=== GOAL ===
Where a line contains the string "bool", copy that line.

=== RECORDS FOR PROCESSING ===
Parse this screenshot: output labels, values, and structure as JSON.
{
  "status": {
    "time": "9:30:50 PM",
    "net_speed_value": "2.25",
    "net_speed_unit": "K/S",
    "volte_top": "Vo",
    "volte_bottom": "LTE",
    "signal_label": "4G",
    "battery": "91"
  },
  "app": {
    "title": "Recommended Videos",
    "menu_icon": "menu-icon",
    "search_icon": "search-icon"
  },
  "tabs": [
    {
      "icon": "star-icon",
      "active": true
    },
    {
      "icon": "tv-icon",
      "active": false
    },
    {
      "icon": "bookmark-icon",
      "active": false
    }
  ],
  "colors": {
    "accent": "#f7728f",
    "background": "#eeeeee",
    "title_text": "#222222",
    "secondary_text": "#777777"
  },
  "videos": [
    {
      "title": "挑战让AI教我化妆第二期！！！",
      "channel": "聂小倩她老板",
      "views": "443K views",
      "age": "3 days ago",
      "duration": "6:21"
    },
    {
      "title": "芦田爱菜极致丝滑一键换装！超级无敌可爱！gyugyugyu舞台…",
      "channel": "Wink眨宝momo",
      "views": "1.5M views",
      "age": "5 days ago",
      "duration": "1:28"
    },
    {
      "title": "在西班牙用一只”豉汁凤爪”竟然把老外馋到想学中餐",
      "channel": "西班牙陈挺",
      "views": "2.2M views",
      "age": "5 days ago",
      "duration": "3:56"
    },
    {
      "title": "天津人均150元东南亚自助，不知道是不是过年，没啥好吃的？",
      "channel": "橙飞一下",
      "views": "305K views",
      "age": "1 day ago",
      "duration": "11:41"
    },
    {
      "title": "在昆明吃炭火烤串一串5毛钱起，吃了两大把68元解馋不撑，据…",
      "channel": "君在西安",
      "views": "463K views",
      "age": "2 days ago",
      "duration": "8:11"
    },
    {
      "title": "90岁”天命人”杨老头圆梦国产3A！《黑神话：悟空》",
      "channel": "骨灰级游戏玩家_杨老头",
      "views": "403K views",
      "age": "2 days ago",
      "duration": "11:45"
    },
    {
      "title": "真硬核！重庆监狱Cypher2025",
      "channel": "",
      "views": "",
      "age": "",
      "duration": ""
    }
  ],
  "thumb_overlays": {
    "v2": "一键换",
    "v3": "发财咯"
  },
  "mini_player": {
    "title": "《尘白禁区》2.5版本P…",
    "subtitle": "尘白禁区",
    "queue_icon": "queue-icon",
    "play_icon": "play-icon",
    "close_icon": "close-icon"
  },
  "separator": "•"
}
...
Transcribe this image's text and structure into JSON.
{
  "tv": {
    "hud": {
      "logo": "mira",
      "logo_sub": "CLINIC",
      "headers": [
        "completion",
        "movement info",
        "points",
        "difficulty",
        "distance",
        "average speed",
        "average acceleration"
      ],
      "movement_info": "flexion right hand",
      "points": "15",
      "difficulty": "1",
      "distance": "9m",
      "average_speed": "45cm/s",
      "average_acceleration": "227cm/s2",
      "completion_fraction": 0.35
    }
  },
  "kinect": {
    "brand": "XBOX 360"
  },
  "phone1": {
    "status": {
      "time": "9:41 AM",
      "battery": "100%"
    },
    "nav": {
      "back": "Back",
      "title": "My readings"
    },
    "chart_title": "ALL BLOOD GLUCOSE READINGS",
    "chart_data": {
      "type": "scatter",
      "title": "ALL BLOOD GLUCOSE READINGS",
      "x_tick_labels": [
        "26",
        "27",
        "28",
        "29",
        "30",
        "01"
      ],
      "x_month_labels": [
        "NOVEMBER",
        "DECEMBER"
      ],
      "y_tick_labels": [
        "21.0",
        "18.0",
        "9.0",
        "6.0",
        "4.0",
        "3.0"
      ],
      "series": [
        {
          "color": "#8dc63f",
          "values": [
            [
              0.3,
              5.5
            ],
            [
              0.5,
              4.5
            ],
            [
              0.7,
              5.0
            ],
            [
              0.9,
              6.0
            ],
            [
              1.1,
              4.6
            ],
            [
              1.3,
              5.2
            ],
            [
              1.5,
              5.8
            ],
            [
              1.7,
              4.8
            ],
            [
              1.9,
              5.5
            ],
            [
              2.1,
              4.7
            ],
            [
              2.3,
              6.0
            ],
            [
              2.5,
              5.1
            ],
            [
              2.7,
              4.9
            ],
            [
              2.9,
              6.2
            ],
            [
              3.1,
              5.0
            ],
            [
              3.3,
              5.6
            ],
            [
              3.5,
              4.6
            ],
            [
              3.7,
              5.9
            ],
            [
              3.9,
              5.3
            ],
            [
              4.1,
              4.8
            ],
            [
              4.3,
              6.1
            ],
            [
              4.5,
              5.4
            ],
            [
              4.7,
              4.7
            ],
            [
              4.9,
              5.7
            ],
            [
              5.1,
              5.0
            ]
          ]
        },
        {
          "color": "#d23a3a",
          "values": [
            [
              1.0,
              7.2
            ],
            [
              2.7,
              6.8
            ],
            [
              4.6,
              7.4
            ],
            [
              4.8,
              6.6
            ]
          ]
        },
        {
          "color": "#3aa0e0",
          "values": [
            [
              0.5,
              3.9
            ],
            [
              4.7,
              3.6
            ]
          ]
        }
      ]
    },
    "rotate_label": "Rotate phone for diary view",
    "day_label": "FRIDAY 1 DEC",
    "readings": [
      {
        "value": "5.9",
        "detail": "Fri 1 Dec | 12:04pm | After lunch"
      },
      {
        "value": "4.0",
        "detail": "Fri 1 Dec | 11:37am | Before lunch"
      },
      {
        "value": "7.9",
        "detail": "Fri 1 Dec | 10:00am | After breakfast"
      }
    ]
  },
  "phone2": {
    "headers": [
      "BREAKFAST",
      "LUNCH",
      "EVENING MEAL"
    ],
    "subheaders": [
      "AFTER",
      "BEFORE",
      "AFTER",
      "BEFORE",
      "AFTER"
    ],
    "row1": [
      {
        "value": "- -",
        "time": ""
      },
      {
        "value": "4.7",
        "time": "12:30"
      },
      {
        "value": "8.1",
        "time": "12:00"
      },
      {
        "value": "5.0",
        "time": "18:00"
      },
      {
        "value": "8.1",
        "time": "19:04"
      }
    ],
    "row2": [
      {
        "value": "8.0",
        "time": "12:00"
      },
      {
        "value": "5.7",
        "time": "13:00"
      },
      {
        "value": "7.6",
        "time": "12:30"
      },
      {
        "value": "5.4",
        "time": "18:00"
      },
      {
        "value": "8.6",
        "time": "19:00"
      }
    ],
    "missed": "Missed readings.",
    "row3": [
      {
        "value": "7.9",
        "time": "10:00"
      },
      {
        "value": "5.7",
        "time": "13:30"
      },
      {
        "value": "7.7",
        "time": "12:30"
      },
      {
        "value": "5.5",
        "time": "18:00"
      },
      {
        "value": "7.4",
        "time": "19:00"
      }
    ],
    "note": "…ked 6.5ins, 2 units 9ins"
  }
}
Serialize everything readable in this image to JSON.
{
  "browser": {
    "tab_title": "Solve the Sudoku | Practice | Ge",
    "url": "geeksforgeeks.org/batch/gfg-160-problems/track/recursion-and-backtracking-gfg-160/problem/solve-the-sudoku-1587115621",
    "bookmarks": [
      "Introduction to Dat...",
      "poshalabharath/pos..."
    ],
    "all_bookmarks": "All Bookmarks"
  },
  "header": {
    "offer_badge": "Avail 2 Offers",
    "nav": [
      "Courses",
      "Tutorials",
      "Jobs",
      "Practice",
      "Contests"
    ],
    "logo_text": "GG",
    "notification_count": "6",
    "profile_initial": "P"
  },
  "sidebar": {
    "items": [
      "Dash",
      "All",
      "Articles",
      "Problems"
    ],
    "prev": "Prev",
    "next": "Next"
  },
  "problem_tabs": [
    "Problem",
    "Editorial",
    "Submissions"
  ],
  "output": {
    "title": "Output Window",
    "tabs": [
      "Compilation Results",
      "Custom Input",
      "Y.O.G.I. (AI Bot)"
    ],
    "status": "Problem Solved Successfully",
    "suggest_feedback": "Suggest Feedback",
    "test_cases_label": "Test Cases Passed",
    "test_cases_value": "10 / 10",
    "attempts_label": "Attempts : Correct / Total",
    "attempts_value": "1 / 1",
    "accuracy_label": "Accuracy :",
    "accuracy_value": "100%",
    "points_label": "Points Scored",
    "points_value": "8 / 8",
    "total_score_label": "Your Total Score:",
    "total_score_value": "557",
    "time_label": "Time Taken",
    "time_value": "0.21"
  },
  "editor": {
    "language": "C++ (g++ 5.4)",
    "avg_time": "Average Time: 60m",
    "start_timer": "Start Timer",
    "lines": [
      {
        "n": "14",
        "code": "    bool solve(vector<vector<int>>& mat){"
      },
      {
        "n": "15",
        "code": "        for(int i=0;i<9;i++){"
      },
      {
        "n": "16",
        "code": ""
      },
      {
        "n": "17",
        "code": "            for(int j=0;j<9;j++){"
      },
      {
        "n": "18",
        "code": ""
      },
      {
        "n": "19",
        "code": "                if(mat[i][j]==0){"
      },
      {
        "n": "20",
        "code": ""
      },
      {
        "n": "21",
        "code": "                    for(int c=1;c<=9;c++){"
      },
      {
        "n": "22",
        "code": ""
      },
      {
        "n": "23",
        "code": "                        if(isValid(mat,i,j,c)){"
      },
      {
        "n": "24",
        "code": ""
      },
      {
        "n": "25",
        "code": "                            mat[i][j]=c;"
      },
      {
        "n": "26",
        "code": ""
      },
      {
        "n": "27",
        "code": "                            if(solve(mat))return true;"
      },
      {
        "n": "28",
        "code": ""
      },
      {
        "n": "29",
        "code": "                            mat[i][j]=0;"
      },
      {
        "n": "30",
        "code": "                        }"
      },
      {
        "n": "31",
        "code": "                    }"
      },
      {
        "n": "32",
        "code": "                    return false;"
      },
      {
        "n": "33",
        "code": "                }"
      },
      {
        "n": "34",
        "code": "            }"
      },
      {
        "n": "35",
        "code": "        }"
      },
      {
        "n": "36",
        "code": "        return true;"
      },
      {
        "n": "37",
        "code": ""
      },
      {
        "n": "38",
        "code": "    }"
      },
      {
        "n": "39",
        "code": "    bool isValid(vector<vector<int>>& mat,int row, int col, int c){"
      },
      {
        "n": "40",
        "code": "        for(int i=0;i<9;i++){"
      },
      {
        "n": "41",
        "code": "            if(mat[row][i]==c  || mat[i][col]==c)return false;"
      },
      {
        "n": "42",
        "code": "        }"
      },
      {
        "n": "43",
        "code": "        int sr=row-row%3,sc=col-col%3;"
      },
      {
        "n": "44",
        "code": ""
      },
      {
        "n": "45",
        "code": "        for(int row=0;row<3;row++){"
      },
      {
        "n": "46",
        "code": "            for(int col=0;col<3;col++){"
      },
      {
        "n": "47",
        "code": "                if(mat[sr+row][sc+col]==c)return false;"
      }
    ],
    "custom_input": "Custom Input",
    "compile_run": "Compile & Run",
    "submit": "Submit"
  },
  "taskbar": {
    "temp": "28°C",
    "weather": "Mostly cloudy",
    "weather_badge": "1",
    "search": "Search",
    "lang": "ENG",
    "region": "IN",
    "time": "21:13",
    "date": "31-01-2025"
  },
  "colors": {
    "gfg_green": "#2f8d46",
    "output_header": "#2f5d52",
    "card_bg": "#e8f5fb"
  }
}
==
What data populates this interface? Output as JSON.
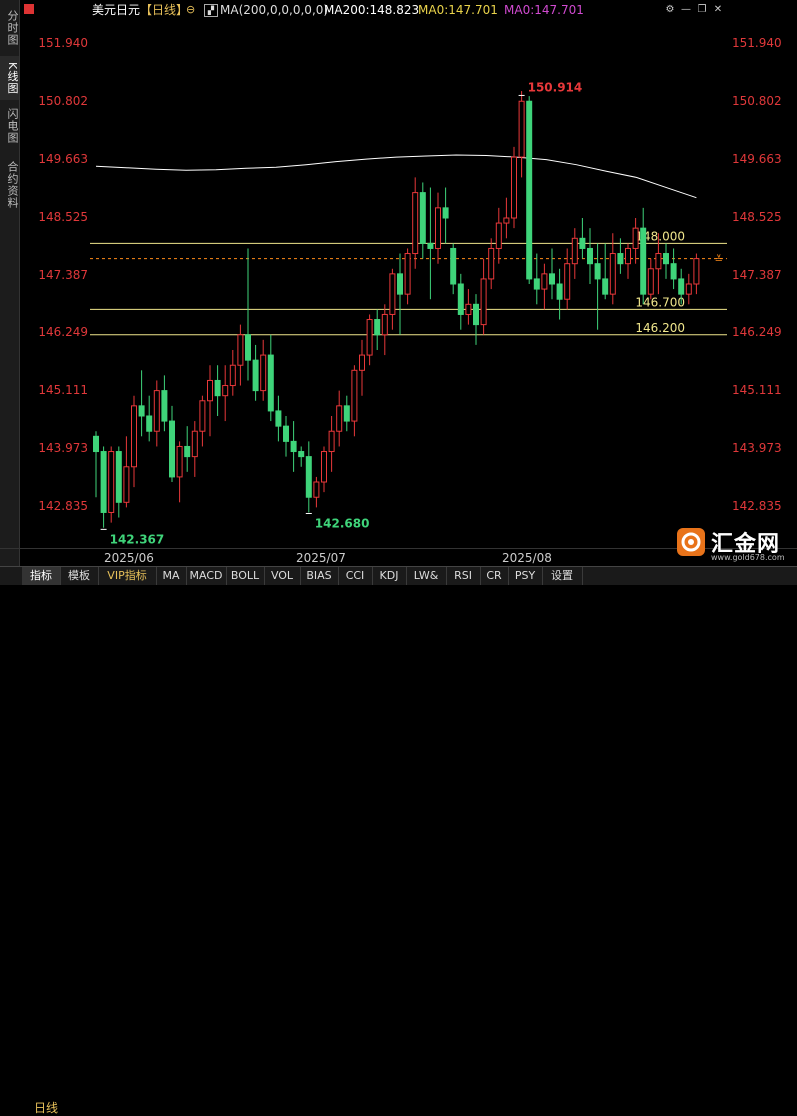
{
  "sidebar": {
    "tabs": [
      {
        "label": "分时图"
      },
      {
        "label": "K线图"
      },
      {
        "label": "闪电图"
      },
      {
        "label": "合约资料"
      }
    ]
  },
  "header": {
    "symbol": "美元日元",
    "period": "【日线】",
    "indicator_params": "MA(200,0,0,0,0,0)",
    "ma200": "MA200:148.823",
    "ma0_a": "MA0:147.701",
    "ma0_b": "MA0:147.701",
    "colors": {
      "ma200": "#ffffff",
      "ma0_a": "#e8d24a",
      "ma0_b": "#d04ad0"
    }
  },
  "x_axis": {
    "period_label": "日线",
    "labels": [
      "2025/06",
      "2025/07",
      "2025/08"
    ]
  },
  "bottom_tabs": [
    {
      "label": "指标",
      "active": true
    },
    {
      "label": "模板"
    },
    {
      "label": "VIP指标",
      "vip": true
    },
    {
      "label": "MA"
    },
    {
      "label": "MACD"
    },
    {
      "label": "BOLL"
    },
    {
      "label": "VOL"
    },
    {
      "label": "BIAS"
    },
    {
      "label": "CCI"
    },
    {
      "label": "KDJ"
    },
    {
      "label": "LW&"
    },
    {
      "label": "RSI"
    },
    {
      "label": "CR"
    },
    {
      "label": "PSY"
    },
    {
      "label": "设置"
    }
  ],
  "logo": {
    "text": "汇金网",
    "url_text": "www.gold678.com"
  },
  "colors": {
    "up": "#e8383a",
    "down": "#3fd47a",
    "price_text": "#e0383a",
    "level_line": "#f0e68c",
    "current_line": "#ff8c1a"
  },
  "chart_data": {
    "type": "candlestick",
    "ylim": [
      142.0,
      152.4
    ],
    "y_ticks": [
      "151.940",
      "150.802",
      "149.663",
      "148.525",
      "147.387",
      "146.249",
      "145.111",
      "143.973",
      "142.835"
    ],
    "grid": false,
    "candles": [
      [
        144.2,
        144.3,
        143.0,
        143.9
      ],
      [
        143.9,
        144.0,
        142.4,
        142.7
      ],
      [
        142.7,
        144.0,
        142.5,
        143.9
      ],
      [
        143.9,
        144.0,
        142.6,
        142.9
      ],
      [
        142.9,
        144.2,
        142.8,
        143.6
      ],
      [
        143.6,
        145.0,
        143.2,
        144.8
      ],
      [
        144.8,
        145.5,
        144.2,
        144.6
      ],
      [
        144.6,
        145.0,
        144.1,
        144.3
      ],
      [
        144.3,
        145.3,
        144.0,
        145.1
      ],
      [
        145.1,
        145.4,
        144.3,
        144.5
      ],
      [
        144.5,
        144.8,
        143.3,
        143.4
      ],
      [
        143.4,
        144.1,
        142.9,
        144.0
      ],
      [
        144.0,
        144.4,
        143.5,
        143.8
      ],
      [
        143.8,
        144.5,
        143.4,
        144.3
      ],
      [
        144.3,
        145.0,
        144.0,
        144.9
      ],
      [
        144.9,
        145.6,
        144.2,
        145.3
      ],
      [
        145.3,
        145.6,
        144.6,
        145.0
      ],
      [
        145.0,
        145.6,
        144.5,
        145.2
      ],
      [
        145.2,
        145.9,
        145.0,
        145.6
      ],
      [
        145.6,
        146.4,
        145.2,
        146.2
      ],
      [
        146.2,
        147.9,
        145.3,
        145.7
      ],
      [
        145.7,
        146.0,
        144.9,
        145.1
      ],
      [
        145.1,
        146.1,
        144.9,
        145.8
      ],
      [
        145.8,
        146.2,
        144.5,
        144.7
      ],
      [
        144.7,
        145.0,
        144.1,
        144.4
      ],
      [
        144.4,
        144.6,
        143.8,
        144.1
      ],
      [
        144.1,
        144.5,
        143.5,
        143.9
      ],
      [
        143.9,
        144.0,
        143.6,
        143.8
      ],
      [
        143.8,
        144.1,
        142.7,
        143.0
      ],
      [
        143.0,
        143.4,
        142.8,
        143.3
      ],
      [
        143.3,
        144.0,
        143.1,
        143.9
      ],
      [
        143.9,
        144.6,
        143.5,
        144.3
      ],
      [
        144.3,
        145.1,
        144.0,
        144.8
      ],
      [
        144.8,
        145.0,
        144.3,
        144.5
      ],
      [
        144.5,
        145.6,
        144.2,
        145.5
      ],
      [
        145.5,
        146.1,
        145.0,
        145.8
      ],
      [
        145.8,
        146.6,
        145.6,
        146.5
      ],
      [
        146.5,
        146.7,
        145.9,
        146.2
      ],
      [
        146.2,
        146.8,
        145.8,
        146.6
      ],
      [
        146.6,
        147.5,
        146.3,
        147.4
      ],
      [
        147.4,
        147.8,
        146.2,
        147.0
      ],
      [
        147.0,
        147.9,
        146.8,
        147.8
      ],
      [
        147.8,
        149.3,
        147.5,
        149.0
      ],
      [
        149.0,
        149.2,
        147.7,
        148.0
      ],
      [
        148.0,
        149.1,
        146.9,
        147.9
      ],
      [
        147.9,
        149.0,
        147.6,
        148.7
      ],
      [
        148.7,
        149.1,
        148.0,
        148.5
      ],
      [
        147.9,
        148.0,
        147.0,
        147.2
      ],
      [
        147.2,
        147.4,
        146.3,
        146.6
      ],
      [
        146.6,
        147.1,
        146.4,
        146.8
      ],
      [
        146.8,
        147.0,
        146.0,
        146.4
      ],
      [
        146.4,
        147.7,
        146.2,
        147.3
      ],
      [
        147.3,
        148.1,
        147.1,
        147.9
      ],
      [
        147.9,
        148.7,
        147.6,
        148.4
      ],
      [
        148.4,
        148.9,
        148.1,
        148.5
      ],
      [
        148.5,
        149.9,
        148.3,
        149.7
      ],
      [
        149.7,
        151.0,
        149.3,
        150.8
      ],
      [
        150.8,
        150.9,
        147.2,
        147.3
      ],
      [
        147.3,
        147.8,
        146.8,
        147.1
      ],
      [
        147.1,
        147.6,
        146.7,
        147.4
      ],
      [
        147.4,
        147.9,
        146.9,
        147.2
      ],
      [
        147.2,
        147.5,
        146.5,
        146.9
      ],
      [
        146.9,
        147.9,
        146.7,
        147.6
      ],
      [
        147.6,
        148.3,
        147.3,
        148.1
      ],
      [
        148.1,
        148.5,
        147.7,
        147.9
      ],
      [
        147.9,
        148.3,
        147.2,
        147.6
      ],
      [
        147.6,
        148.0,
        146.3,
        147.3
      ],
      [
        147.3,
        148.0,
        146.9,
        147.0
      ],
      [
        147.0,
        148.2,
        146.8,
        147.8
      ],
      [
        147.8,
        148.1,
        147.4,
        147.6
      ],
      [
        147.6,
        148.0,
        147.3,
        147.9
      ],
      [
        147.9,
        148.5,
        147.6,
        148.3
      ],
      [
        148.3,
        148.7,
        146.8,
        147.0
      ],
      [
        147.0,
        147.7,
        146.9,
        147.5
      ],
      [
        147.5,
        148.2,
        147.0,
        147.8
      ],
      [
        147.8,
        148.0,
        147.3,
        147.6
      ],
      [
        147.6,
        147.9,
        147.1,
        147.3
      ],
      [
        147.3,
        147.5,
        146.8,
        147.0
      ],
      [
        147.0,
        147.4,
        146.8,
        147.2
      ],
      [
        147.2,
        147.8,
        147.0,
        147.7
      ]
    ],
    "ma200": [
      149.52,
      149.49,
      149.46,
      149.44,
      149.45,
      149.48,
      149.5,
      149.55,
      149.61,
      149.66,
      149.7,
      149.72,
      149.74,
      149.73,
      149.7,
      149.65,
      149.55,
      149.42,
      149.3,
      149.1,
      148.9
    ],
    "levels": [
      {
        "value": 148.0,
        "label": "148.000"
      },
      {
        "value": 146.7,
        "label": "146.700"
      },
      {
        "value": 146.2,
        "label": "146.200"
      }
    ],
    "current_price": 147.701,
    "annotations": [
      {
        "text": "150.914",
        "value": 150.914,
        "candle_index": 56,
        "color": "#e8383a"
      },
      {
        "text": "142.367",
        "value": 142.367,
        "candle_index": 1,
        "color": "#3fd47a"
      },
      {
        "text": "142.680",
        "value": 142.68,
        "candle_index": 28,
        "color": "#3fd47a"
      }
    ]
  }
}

=== REPLY TO THE TASK ===
        "code": "    bool solve(vector<vector<int>>& mat){"
        "code": "    bool isValid(vector<vector<int>>& mat,int row, int col, int c){"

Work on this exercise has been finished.